>> Begin
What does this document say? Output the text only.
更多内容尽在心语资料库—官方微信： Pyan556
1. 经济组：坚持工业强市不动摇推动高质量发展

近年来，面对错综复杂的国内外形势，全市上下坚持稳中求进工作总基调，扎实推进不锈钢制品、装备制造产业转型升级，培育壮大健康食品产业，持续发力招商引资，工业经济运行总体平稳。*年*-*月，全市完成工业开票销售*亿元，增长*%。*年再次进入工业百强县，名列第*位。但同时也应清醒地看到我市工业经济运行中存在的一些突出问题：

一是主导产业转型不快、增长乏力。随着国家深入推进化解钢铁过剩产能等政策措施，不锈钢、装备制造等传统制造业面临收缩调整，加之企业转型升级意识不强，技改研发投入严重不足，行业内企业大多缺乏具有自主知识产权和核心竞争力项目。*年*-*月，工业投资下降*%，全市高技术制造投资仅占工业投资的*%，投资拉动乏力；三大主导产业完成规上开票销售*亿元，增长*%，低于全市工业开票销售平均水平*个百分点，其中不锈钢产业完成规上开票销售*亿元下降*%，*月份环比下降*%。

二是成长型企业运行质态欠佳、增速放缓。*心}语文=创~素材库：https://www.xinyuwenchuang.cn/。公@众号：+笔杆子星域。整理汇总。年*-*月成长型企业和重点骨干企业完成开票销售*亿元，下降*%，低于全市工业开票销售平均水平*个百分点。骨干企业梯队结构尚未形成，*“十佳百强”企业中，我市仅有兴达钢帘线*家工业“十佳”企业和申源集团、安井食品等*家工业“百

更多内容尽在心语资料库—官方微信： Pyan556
>> End
Exercise prompt:
Extract every entry above as it appears.

Solution below:
What does this document say? Output the text only.
更多内容尽在心语资料库—官方微信： Pyan556
1. 经济组：坚持工业强市不动摇推动高质量发展

近年来，面对错综复杂的国内外形势，全市上下坚持稳中求进工作总基调，扎实推进不锈钢制品、装备制造产业转型升级，培育壮大健康食品产业，持续发力招商引资，工业经济运行总体平稳。*年*-*月，全市完成工业开票销售*亿元，增长*%。*年再次进入工业百强县，名列第*位。但同时也应清醒地看到我市工业经济运行中存在的一些突出问题：

一是主导产业转型不快、增长乏力。随着国家深入推进化解钢铁过剩产能等政策措施，不锈钢、装备制造等传统制造业面临收缩调整，加之企业转型升级意识不强，技改研发投入严重不足，行业内企业大多缺乏具有自主知识产权和核心竞争力项目。*年*-*月，工业投资下降*%，全市高技术制造投资仅占工业投资的*%，投资拉动乏力；三大主导产业完成规上开票销售*亿元，增长*%，低于全市工业开票销售平均水平*个百分点，其中不锈钢产业完成规上开票销售*亿元下降*%，*月份环比下降*%。

二是成长型企业运行质态欠佳、增速放缓。*心}语文=创~素材库：https://www.xinyuwenchuang.cn/。公@众号：+笔杆子星域。整理汇总。年*-*月成长型企业和重点骨干企业完成开票销售*亿元，下降*%，低于全市工业开票销售平均水平*个百分点。骨干企业梯队结构尚未形成，*“十佳百强”企业中，我市仅有兴达钢帘线*家工业“十佳”企业和申源集团、安井食品等*家工业“百

更多内容尽在心语资料库—官方微信： Pyan556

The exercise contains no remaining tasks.